--- begin ---

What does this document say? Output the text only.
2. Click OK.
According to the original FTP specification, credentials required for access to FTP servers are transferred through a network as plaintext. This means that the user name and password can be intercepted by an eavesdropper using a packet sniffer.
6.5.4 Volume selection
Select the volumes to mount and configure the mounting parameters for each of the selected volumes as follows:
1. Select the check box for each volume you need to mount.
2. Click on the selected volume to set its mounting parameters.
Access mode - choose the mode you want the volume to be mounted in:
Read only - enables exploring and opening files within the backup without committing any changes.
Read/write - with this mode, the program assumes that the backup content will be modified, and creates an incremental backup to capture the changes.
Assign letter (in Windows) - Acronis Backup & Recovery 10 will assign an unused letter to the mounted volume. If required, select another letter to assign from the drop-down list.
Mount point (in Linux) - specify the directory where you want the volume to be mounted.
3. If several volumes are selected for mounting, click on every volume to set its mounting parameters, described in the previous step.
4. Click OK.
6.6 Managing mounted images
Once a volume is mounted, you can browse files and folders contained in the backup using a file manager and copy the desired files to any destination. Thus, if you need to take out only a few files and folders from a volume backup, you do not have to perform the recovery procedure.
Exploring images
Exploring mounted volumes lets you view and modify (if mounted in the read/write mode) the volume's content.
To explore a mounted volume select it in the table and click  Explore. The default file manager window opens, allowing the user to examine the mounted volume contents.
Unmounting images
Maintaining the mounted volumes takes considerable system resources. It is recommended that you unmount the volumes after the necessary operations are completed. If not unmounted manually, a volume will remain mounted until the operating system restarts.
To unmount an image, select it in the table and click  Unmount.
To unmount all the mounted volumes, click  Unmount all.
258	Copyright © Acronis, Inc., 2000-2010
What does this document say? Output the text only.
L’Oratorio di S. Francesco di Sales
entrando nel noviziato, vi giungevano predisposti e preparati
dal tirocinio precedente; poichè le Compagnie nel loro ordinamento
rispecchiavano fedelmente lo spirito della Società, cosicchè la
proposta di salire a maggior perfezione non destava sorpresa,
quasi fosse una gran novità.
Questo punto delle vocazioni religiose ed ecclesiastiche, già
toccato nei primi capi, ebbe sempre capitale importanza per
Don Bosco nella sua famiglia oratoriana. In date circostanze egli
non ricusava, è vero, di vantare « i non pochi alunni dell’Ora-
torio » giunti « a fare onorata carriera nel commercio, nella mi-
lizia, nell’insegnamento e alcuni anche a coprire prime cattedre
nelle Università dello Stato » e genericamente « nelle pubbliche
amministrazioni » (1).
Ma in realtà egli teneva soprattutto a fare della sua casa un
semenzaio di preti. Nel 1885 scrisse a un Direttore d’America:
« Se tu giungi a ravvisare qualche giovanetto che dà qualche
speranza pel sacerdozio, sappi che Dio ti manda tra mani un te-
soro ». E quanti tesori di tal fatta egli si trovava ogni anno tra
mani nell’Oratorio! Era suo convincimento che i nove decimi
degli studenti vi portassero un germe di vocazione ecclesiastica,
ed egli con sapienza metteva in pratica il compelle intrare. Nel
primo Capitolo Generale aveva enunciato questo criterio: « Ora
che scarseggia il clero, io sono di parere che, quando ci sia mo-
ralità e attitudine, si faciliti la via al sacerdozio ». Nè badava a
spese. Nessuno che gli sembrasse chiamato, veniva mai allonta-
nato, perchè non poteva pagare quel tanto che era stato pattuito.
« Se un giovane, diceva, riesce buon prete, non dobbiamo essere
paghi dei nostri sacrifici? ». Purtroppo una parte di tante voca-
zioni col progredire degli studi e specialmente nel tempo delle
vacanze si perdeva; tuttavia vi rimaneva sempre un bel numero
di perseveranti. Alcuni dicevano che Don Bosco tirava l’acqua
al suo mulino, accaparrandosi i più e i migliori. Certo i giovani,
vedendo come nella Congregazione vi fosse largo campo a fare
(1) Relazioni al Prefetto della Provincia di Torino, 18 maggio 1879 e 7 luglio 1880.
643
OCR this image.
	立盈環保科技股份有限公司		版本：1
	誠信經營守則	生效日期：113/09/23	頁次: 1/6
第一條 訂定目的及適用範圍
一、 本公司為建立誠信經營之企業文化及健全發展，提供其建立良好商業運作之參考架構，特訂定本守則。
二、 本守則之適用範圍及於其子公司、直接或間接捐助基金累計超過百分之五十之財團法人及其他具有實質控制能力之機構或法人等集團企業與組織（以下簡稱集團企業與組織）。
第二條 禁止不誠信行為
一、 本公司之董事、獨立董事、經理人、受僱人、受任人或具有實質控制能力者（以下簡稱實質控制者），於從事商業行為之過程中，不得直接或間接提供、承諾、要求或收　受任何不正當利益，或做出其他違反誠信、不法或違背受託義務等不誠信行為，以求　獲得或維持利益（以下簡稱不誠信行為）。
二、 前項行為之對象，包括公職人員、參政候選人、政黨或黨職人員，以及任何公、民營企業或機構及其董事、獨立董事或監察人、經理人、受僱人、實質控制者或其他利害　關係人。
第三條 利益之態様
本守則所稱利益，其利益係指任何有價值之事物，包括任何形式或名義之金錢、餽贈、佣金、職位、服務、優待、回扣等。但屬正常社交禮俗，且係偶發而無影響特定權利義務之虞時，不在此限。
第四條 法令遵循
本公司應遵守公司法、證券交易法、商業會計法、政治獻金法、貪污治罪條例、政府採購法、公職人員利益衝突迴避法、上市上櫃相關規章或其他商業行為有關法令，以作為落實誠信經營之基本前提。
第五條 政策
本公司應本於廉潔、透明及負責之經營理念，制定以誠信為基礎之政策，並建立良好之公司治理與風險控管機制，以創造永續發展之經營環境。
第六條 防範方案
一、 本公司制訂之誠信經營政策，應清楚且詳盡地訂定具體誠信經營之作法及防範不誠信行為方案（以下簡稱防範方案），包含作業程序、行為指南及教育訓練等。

--- end ---

## SET TASK
Begin with the line that contains "OCR this image." and set down each line exactly until the records above end, including the final line.

## EXERCISE RESPONSE
OCR this image.
	立盈環保科技股份有限公司		版本：1
	誠信經營守則	生效日期：113/09/23	頁次: 1/6
第一條 訂定目的及適用範圍
一、 本公司為建立誠信經營之企業文化及健全發展，提供其建立良好商業運作之參考架構，特訂定本守則。
二、 本守則之適用範圍及於其子公司、直接或間接捐助基金累計超過百分之五十之財團法人及其他具有實質控制能力之機構或法人等集團企業與組織（以下簡稱集團企業與組織）。
第二條 禁止不誠信行為
一、 本公司之董事、獨立董事、經理人、受僱人、受任人或具有實質控制能力者（以下簡稱實質控制者），於從事商業行為之過程中，不得直接或間接提供、承諾、要求或收　受任何不正當利益，或做出其他違反誠信、不法或違背受託義務等不誠信行為，以求　獲得或維持利益（以下簡稱不誠信行為）。
二、 前項行為之對象，包括公職人員、參政候選人、政黨或黨職人員，以及任何公、民營企業或機構及其董事、獨立董事或監察人、經理人、受僱人、實質控制者或其他利害　關係人。
第三條 利益之態様
本守則所稱利益，其利益係指任何有價值之事物，包括任何形式或名義之金錢、餽贈、佣金、職位、服務、優待、回扣等。但屬正常社交禮俗，且係偶發而無影響特定權利義務之虞時，不在此限。
第四條 法令遵循
本公司應遵守公司法、證券交易法、商業會計法、政治獻金法、貪污治罪條例、政府採購法、公職人員利益衝突迴避法、上市上櫃相關規章或其他商業行為有關法令，以作為落實誠信經營之基本前提。
第五條 政策
本公司應本於廉潔、透明及負責之經營理念，制定以誠信為基礎之政策，並建立良好之公司治理與風險控管機制，以創造永續發展之經營環境。
第六條 防範方案
一、 本公司制訂之誠信經營政策，應清楚且詳盡地訂定具體誠信經營之作法及防範不誠信行為方案（以下簡稱防範方案），包含作業程序、行為指南及教育訓練等。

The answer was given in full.